── Input

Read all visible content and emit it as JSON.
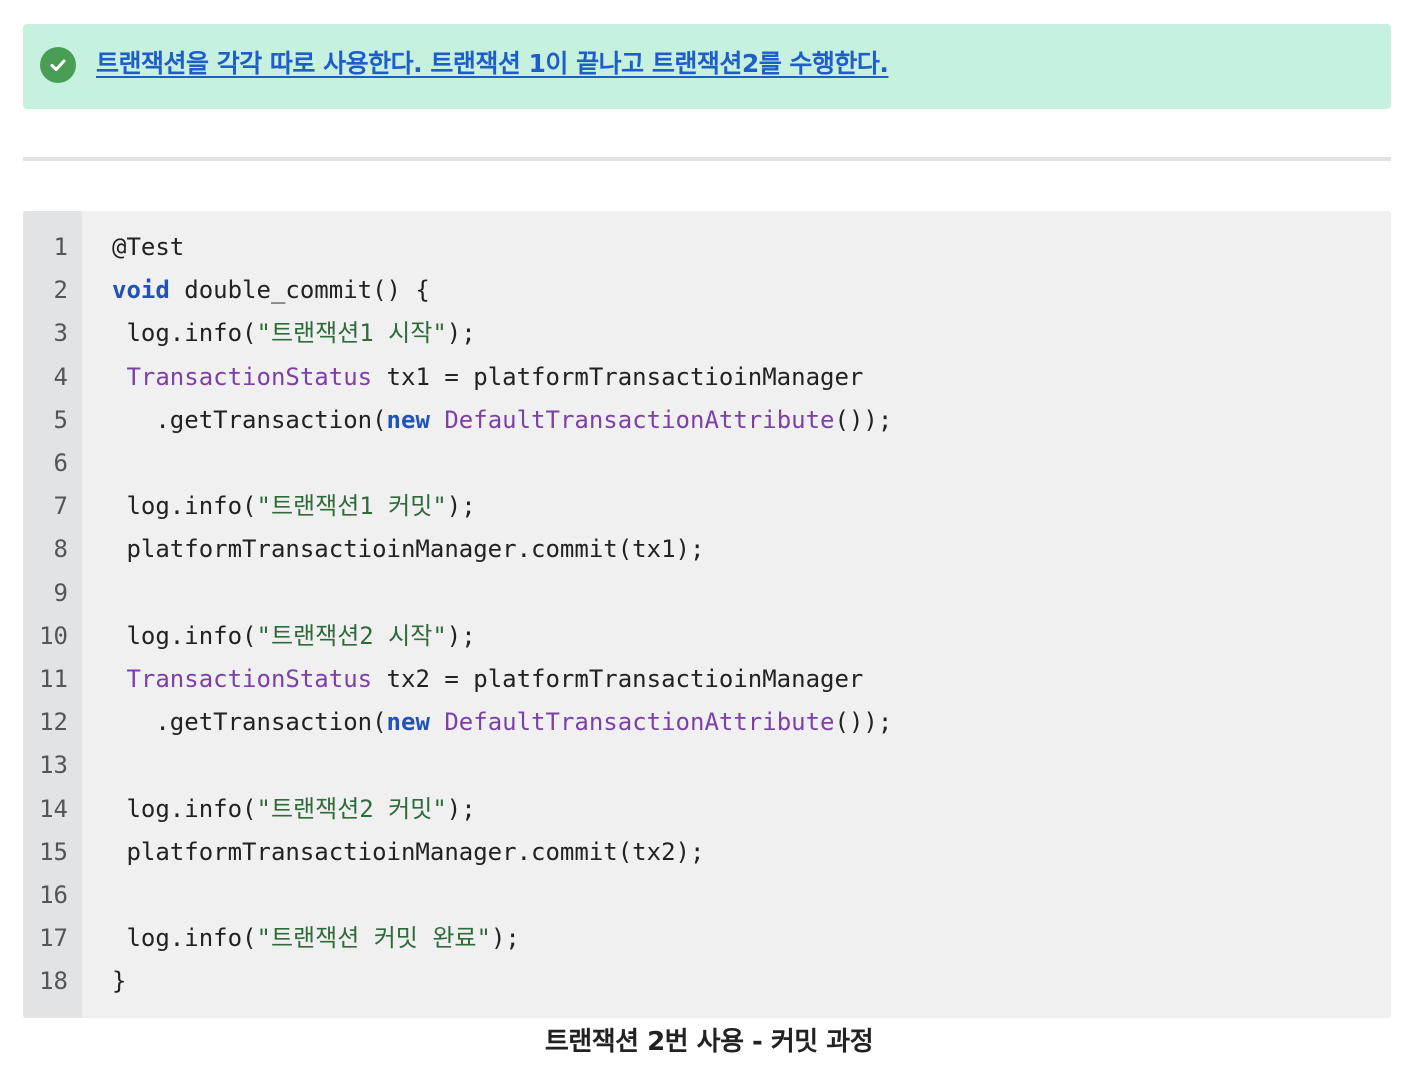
{
  "callout": {
    "icon": "check-circle-icon",
    "link_text": "트랜잭션을 각각 따로 사용한다. 트랜잭션 1이 끝나고 트랜잭션2를 수행한다.",
    "background_color": "#c5f1de",
    "icon_color": "#4a9d55",
    "link_color": "#1f5ec9"
  },
  "code": {
    "line_numbers": [
      "1",
      "2",
      "3",
      "4",
      "5",
      "6",
      "7",
      "8",
      "9",
      "10",
      "11",
      "12",
      "13",
      "14",
      "15",
      "16",
      "17",
      "18"
    ],
    "lines": [
      [
        {
          "t": "@Test",
          "c": "plain"
        }
      ],
      [
        {
          "t": "void",
          "c": "kw"
        },
        {
          "t": " double_commit() {",
          "c": "plain"
        }
      ],
      [
        {
          "t": " log.info(",
          "c": "plain"
        },
        {
          "t": "\"트랜잭션1 시작\"",
          "c": "str"
        },
        {
          "t": ");",
          "c": "plain"
        }
      ],
      [
        {
          "t": " ",
          "c": "plain"
        },
        {
          "t": "TransactionStatus",
          "c": "type"
        },
        {
          "t": " tx1 = platformTransactioinManager",
          "c": "plain"
        }
      ],
      [
        {
          "t": "   .getTransaction(",
          "c": "plain"
        },
        {
          "t": "new",
          "c": "kw"
        },
        {
          "t": " ",
          "c": "plain"
        },
        {
          "t": "DefaultTransactionAttribute",
          "c": "type"
        },
        {
          "t": "());",
          "c": "plain"
        }
      ],
      [],
      [
        {
          "t": " log.info(",
          "c": "plain"
        },
        {
          "t": "\"트랜잭션1 커밋\"",
          "c": "str"
        },
        {
          "t": ");",
          "c": "plain"
        }
      ],
      [
        {
          "t": " platformTransactioinManager.commit(tx1);",
          "c": "plain"
        }
      ],
      [],
      [
        {
          "t": " log.info(",
          "c": "plain"
        },
        {
          "t": "\"트랜잭션2 시작\"",
          "c": "str"
        },
        {
          "t": ");",
          "c": "plain"
        }
      ],
      [
        {
          "t": " ",
          "c": "plain"
        },
        {
          "t": "TransactionStatus",
          "c": "type"
        },
        {
          "t": " tx2 = platformTransactioinManager",
          "c": "plain"
        }
      ],
      [
        {
          "t": "   .getTransaction(",
          "c": "plain"
        },
        {
          "t": "new",
          "c": "kw"
        },
        {
          "t": " ",
          "c": "plain"
        },
        {
          "t": "DefaultTransactionAttribute",
          "c": "type"
        },
        {
          "t": "());",
          "c": "plain"
        }
      ],
      [],
      [
        {
          "t": " log.info(",
          "c": "plain"
        },
        {
          "t": "\"트랜잭션2 커밋\"",
          "c": "str"
        },
        {
          "t": ");",
          "c": "plain"
        }
      ],
      [
        {
          "t": " platformTransactioinManager.commit(tx2);",
          "c": "plain"
        }
      ],
      [],
      [
        {
          "t": " log.info(",
          "c": "plain"
        },
        {
          "t": "\"트랜잭션 커밋 완료\"",
          "c": "str"
        },
        {
          "t": ");",
          "c": "plain"
        }
      ],
      [
        {
          "t": "}",
          "c": "plain"
        }
      ]
    ],
    "colors": {
      "keyword": "#2052b8",
      "type": "#7d3fa8",
      "string": "#2f6b3a",
      "background": "#f0f0f0",
      "gutter": "#e2e3e4"
    }
  },
  "caption": "트랜잭션 2번 사용 - 커밋 과정"
}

────

● **Description of the task**: Produce an exact copy of each line of data, skipping embedded images.

● **Exercise answer**:
Read all visible content and emit it as JSON.
{
  "callout": {
    "icon": "check-circle-icon",
    "link_text": "트랜잭션을 각각 따로 사용한다. 트랜잭션 1이 끝나고 트랜잭션2를 수행한다.",
    "background_color": "#c5f1de",
    "icon_color": "#4a9d55",
    "link_color": "#1f5ec9"
  },
  "code": {
    "line_numbers": [
      "1",
      "2",
      "3",
      "4",
      "5",
      "6",
      "7",
      "8",
      "9",
      "10",
      "11",
      "12",
      "13",
      "14",
      "15",
      "16",
      "17",
      "18"
    ],
    "lines": [
      [
        {
          "t": "@Test",
          "c": "plain"
        }
      ],
      [
        {
          "t": "void",
          "c": "kw"
        },
        {
          "t": " double_commit() {",
          "c": "plain"
        }
      ],
      [
        {
          "t": " log.info(",
          "c": "plain"
        },
        {
          "t": "\"트랜잭션1 시작\"",
          "c": "str"
        },
        {
          "t": ");",
          "c": "plain"
        }
      ],
      [
        {
          "t": " ",
          "c": "plain"
        },
        {
          "t": "TransactionStatus",
          "c": "type"
        },
        {
          "t": " tx1 = platformTransactioinManager",
          "c": "plain"
        }
      ],
      [
        {
          "t": "   .getTransaction(",
          "c": "plain"
        },
        {
          "t": "new",
          "c": "kw"
        },
        {
          "t": " ",
          "c": "plain"
        },
        {
          "t": "DefaultTransactionAttribute",
          "c": "type"
        },
        {
          "t": "());",
          "c": "plain"
        }
      ],
      [],
      [
        {
          "t": " log.info(",
          "c": "plain"
        },
        {
          "t": "\"트랜잭션1 커밋\"",
          "c": "str"
        },
        {
          "t": ");",
          "c": "plain"
        }
      ],
      [
        {
          "t": " platformTransactioinManager.commit(tx1);",
          "c": "plain"
        }
      ],
      [],
      [
        {
          "t": " log.info(",
          "c": "plain"
        },
        {
          "t": "\"트랜잭션2 시작\"",
          "c": "str"
        },
        {
          "t": ");",
          "c": "plain"
        }
      ],
      [
        {
          "t": " ",
          "c": "plain"
        },
        {
          "t": "TransactionStatus",
          "c": "type"
        },
        {
          "t": " tx2 = platformTransactioinManager",
          "c": "plain"
        }
      ],
      [
        {
          "t": "   .getTransaction(",
          "c": "plain"
        },
        {
          "t": "new",
          "c": "kw"
        },
        {
          "t": " ",
          "c": "plain"
        },
        {
          "t": "DefaultTransactionAttribute",
          "c": "type"
        },
        {
          "t": "());",
          "c": "plain"
        }
      ],
      [],
      [
        {
          "t": " log.info(",
          "c": "plain"
        },
        {
          "t": "\"트랜잭션2 커밋\"",
          "c": "str"
        },
        {
          "t": ");",
          "c": "plain"
        }
      ],
      [
        {
          "t": " platformTransactioinManager.commit(tx2);",
          "c": "plain"
        }
      ],
      [],
      [
        {
          "t": " log.info(",
          "c": "plain"
        },
        {
          "t": "\"트랜잭션 커밋 완료\"",
          "c": "str"
        },
        {
          "t": ");",
          "c": "plain"
        }
      ],
      [
        {
          "t": "}",
          "c": "plain"
        }
      ]
    ],
    "colors": {
      "keyword": "#2052b8",
      "type": "#7d3fa8",
      "string": "#2f6b3a",
      "background": "#f0f0f0",
      "gutter": "#e2e3e4"
    }
  },
  "caption": "트랜잭션 2번 사용 - 커밋 과정"
}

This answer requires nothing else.